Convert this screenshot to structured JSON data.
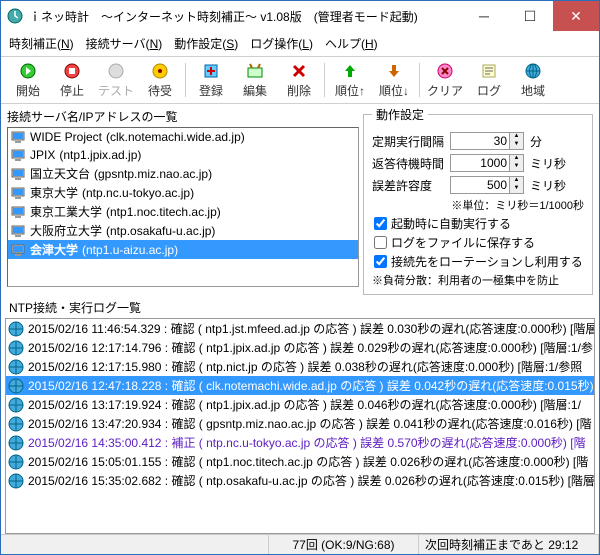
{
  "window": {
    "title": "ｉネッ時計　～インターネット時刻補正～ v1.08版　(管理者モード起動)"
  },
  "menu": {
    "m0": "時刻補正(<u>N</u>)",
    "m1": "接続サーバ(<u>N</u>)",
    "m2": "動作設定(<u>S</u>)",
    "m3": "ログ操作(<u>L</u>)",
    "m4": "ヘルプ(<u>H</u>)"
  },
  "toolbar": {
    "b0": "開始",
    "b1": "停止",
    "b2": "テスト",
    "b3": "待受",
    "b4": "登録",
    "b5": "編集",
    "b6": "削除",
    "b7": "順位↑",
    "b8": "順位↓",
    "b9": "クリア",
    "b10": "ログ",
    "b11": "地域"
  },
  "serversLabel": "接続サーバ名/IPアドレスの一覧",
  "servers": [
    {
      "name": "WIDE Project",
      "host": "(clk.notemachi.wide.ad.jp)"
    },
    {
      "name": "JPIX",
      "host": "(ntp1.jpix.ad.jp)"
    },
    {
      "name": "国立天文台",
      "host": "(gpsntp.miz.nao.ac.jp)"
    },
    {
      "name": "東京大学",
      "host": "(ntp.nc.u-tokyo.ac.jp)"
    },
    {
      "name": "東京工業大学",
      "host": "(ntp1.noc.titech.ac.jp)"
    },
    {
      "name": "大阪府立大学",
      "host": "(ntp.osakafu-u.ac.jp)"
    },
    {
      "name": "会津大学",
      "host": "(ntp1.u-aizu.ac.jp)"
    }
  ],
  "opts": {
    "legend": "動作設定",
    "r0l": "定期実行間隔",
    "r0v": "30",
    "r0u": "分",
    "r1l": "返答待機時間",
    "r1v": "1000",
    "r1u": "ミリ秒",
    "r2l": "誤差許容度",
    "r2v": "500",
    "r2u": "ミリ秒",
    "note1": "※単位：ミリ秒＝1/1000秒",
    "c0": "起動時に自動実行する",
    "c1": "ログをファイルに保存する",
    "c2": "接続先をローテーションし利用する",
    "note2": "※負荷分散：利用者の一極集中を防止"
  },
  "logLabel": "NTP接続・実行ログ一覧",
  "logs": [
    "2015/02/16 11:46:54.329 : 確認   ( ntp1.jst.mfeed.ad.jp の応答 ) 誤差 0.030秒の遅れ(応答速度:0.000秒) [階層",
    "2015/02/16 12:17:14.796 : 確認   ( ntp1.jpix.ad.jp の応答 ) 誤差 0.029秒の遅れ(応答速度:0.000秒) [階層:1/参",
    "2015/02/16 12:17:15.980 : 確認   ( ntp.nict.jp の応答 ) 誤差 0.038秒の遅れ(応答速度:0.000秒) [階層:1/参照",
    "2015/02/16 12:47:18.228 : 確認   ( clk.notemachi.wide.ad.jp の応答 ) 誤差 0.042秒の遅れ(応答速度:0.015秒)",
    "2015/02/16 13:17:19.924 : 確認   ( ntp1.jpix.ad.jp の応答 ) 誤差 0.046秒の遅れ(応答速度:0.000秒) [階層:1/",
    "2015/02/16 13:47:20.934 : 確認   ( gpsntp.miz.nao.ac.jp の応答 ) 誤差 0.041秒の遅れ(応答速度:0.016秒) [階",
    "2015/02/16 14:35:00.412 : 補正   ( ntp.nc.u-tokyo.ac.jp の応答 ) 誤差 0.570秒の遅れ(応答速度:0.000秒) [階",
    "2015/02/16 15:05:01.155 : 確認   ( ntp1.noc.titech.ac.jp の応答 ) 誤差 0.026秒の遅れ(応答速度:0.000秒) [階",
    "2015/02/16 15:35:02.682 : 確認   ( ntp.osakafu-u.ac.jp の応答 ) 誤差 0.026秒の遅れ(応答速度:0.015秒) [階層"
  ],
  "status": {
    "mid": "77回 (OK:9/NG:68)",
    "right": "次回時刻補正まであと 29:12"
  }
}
• • • • • • •
EXERCISE>
Retype the records exactly. Any image in them should not appear in what you write.

EXERCISE RESPONSE>
Convert this screenshot to structured JSON data.
{
  "window": {
    "title": "ｉネッ時計　～インターネット時刻補正～ v1.08版　(管理者モード起動)"
  },
  "menu": {
    "m0": "時刻補正(<u>N</u>)",
    "m1": "接続サーバ(<u>N</u>)",
    "m2": "動作設定(<u>S</u>)",
    "m3": "ログ操作(<u>L</u>)",
    "m4": "ヘルプ(<u>H</u>)"
  },
  "toolbar": {
    "b0": "開始",
    "b1": "停止",
    "b2": "テスト",
    "b3": "待受",
    "b4": "登録",
    "b5": "編集",
    "b6": "削除",
    "b7": "順位↑",
    "b8": "順位↓",
    "b9": "クリア",
    "b10": "ログ",
    "b11": "地域"
  },
  "serversLabel": "接続サーバ名/IPアドレスの一覧",
  "servers": [
    {
      "name": "WIDE Project",
      "host": "(clk.notemachi.wide.ad.jp)"
    },
    {
      "name": "JPIX",
      "host": "(ntp1.jpix.ad.jp)"
    },
    {
      "name": "国立天文台",
      "host": "(gpsntp.miz.nao.ac.jp)"
    },
    {
      "name": "東京大学",
      "host": "(ntp.nc.u-tokyo.ac.jp)"
    },
    {
      "name": "東京工業大学",
      "host": "(ntp1.noc.titech.ac.jp)"
    },
    {
      "name": "大阪府立大学",
      "host": "(ntp.osakafu-u.ac.jp)"
    },
    {
      "name": "会津大学",
      "host": "(ntp1.u-aizu.ac.jp)"
    }
  ],
  "opts": {
    "legend": "動作設定",
    "r0l": "定期実行間隔",
    "r0v": "30",
    "r0u": "分",
    "r1l": "返答待機時間",
    "r1v": "1000",
    "r1u": "ミリ秒",
    "r2l": "誤差許容度",
    "r2v": "500",
    "r2u": "ミリ秒",
    "note1": "※単位：ミリ秒＝1/1000秒",
    "c0": "起動時に自動実行する",
    "c1": "ログをファイルに保存する",
    "c2": "接続先をローテーションし利用する",
    "note2": "※負荷分散：利用者の一極集中を防止"
  },
  "logLabel": "NTP接続・実行ログ一覧",
  "logs": [
    "2015/02/16 11:46:54.329 : 確認   ( ntp1.jst.mfeed.ad.jp の応答 ) 誤差 0.030秒の遅れ(応答速度:0.000秒) [階層",
    "2015/02/16 12:17:14.796 : 確認   ( ntp1.jpix.ad.jp の応答 ) 誤差 0.029秒の遅れ(応答速度:0.000秒) [階層:1/参",
    "2015/02/16 12:17:15.980 : 確認   ( ntp.nict.jp の応答 ) 誤差 0.038秒の遅れ(応答速度:0.000秒) [階層:1/参照",
    "2015/02/16 12:47:18.228 : 確認   ( clk.notemachi.wide.ad.jp の応答 ) 誤差 0.042秒の遅れ(応答速度:0.015秒)",
    "2015/02/16 13:17:19.924 : 確認   ( ntp1.jpix.ad.jp の応答 ) 誤差 0.046秒の遅れ(応答速度:0.000秒) [階層:1/",
    "2015/02/16 13:47:20.934 : 確認   ( gpsntp.miz.nao.ac.jp の応答 ) 誤差 0.041秒の遅れ(応答速度:0.016秒) [階",
    "2015/02/16 14:35:00.412 : 補正   ( ntp.nc.u-tokyo.ac.jp の応答 ) 誤差 0.570秒の遅れ(応答速度:0.000秒) [階",
    "2015/02/16 15:05:01.155 : 確認   ( ntp1.noc.titech.ac.jp の応答 ) 誤差 0.026秒の遅れ(応答速度:0.000秒) [階",
    "2015/02/16 15:35:02.682 : 確認   ( ntp.osakafu-u.ac.jp の応答 ) 誤差 0.026秒の遅れ(応答速度:0.015秒) [階層"
  ],
  "status": {
    "mid": "77回 (OK:9/NG:68)",
    "right": "次回時刻補正まであと 29:12"
  }
}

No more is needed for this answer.